SET PROBLEM: Type every record exactly as it appears.

***** TASK MATERIAL *****

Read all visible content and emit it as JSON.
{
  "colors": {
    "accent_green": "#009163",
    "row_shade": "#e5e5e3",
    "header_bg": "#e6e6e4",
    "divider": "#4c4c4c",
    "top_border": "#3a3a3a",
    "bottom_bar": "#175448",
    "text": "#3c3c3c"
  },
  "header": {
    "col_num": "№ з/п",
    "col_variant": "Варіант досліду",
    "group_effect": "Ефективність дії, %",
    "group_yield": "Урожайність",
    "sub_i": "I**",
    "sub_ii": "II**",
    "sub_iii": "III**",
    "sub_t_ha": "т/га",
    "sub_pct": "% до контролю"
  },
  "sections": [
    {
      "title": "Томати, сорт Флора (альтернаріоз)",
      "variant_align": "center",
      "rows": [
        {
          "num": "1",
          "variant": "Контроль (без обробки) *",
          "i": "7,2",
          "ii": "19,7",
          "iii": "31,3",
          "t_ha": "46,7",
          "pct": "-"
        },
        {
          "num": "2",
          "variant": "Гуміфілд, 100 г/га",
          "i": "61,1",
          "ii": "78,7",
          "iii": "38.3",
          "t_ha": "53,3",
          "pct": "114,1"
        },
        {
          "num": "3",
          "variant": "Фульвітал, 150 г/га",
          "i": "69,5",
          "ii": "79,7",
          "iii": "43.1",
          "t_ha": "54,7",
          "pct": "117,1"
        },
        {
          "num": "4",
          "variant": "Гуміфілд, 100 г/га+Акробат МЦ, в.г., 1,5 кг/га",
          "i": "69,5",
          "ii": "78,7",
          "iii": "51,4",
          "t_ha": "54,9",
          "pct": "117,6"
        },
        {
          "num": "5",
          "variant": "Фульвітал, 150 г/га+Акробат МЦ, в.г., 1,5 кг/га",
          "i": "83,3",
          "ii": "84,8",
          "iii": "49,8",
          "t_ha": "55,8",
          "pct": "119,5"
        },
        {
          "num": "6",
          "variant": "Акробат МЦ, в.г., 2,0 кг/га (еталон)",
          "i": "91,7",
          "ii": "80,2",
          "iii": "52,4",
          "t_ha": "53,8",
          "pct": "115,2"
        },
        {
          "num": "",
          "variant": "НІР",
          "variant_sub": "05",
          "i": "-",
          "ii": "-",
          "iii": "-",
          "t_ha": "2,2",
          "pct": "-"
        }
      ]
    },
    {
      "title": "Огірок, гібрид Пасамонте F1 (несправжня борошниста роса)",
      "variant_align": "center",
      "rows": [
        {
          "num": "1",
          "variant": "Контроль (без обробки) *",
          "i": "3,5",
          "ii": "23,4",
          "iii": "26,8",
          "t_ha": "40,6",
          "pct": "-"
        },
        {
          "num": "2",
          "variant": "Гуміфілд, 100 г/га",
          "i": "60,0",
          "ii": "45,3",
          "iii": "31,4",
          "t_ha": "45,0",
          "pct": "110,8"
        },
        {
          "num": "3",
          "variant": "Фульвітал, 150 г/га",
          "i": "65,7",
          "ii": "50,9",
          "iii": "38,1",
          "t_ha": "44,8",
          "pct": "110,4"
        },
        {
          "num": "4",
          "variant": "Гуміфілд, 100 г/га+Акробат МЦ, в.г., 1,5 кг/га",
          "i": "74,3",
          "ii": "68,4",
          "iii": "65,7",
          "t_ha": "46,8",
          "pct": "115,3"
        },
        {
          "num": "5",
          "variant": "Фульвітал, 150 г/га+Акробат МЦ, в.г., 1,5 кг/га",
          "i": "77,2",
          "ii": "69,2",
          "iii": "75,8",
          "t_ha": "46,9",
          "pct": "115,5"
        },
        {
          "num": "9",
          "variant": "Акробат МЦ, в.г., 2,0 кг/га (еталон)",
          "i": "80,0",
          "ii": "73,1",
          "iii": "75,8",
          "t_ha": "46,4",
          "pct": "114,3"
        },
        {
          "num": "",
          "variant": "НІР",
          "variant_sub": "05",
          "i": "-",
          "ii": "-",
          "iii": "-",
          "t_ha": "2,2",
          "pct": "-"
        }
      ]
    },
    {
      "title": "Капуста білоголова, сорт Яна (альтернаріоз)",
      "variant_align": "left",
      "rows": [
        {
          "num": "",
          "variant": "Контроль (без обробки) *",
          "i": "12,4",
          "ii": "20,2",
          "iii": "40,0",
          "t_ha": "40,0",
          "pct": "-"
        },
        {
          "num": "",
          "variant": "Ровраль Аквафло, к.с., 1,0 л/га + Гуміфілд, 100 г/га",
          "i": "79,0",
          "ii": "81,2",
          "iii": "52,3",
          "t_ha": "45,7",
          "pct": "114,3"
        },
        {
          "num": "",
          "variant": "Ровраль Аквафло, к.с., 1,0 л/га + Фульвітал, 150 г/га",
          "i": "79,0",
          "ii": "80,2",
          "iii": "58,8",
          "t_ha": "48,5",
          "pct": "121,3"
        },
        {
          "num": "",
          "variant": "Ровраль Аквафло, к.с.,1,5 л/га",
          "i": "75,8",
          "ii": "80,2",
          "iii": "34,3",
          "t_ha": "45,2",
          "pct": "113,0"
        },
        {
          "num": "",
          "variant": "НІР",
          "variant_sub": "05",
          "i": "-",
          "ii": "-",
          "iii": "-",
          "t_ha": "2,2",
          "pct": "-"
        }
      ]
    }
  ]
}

*****

ANSWER BELOW:
Read all visible content and emit it as JSON.
{
  "colors": {
    "accent_green": "#009163",
    "row_shade": "#e5e5e3",
    "header_bg": "#e6e6e4",
    "divider": "#4c4c4c",
    "top_border": "#3a3a3a",
    "bottom_bar": "#175448",
    "text": "#3c3c3c"
  },
  "header": {
    "col_num": "№ з/п",
    "col_variant": "Варіант досліду",
    "group_effect": "Ефективність дії, %",
    "group_yield": "Урожайність",
    "sub_i": "I**",
    "sub_ii": "II**",
    "sub_iii": "III**",
    "sub_t_ha": "т/га",
    "sub_pct": "% до контролю"
  },
  "sections": [
    {
      "title": "Томати, сорт Флора (альтернаріоз)",
      "variant_align": "center",
      "rows": [
        {
          "num": "1",
          "variant": "Контроль (без обробки) *",
          "i": "7,2",
          "ii": "19,7",
          "iii": "31,3",
          "t_ha": "46,7",
          "pct": "-"
        },
        {
          "num": "2",
          "variant": "Гуміфілд, 100 г/га",
          "i": "61,1",
          "ii": "78,7",
          "iii": "38.3",
          "t_ha": "53,3",
          "pct": "114,1"
        },
        {
          "num": "3",
          "variant": "Фульвітал, 150 г/га",
          "i": "69,5",
          "ii": "79,7",
          "iii": "43.1",
          "t_ha": "54,7",
          "pct": "117,1"
        },
        {
          "num": "4",
          "variant": "Гуміфілд, 100 г/га+Акробат МЦ, в.г., 1,5 кг/га",
          "i": "69,5",
          "ii": "78,7",
          "iii": "51,4",
          "t_ha": "54,9",
          "pct": "117,6"
        },
        {
          "num": "5",
          "variant": "Фульвітал, 150 г/га+Акробат МЦ, в.г., 1,5 кг/га",
          "i": "83,3",
          "ii": "84,8",
          "iii": "49,8",
          "t_ha": "55,8",
          "pct": "119,5"
        },
        {
          "num": "6",
          "variant": "Акробат МЦ, в.г., 2,0 кг/га (еталон)",
          "i": "91,7",
          "ii": "80,2",
          "iii": "52,4",
          "t_ha": "53,8",
          "pct": "115,2"
        },
        {
          "num": "",
          "variant": "НІР",
          "variant_sub": "05",
          "i": "-",
          "ii": "-",
          "iii": "-",
          "t_ha": "2,2",
          "pct": "-"
        }
      ]
    },
    {
      "title": "Огірок, гібрид Пасамонте F1 (несправжня борошниста роса)",
      "variant_align": "center",
      "rows": [
        {
          "num": "1",
          "variant": "Контроль (без обробки) *",
          "i": "3,5",
          "ii": "23,4",
          "iii": "26,8",
          "t_ha": "40,6",
          "pct": "-"
        },
        {
          "num": "2",
          "variant": "Гуміфілд, 100 г/га",
          "i": "60,0",
          "ii": "45,3",
          "iii": "31,4",
          "t_ha": "45,0",
          "pct": "110,8"
        },
        {
          "num": "3",
          "variant": "Фульвітал, 150 г/га",
          "i": "65,7",
          "ii": "50,9",
          "iii": "38,1",
          "t_ha": "44,8",
          "pct": "110,4"
        },
        {
          "num": "4",
          "variant": "Гуміфілд, 100 г/га+Акробат МЦ, в.г., 1,5 кг/га",
          "i": "74,3",
          "ii": "68,4",
          "iii": "65,7",
          "t_ha": "46,8",
          "pct": "115,3"
        },
        {
          "num": "5",
          "variant": "Фульвітал, 150 г/га+Акробат МЦ, в.г., 1,5 кг/га",
          "i": "77,2",
          "ii": "69,2",
          "iii": "75,8",
          "t_ha": "46,9",
          "pct": "115,5"
        },
        {
          "num": "9",
          "variant": "Акробат МЦ, в.г., 2,0 кг/га (еталон)",
          "i": "80,0",
          "ii": "73,1",
          "iii": "75,8",
          "t_ha": "46,4",
          "pct": "114,3"
        },
        {
          "num": "",
          "variant": "НІР",
          "variant_sub": "05",
          "i": "-",
          "ii": "-",
          "iii": "-",
          "t_ha": "2,2",
          "pct": "-"
        }
      ]
    },
    {
      "title": "Капуста білоголова, сорт Яна (альтернаріоз)",
      "variant_align": "left",
      "rows": [
        {
          "num": "",
          "variant": "Контроль (без обробки) *",
          "i": "12,4",
          "ii": "20,2",
          "iii": "40,0",
          "t_ha": "40,0",
          "pct": "-"
        },
        {
          "num": "",
          "variant": "Ровраль Аквафло, к.с., 1,0 л/га + Гуміфілд, 100 г/га",
          "i": "79,0",
          "ii": "81,2",
          "iii": "52,3",
          "t_ha": "45,7",
          "pct": "114,3"
        },
        {
          "num": "",
          "variant": "Ровраль Аквафло, к.с., 1,0 л/га + Фульвітал, 150 г/га",
          "i": "79,0",
          "ii": "80,2",
          "iii": "58,8",
          "t_ha": "48,5",
          "pct": "121,3"
        },
        {
          "num": "",
          "variant": "Ровраль Аквафло, к.с.,1,5 л/га",
          "i": "75,8",
          "ii": "80,2",
          "iii": "34,3",
          "t_ha": "45,2",
          "pct": "113,0"
        },
        {
          "num": "",
          "variant": "НІР",
          "variant_sub": "05",
          "i": "-",
          "ii": "-",
          "iii": "-",
          "t_ha": "2,2",
          "pct": "-"
        }
      ]
    }
  ]
}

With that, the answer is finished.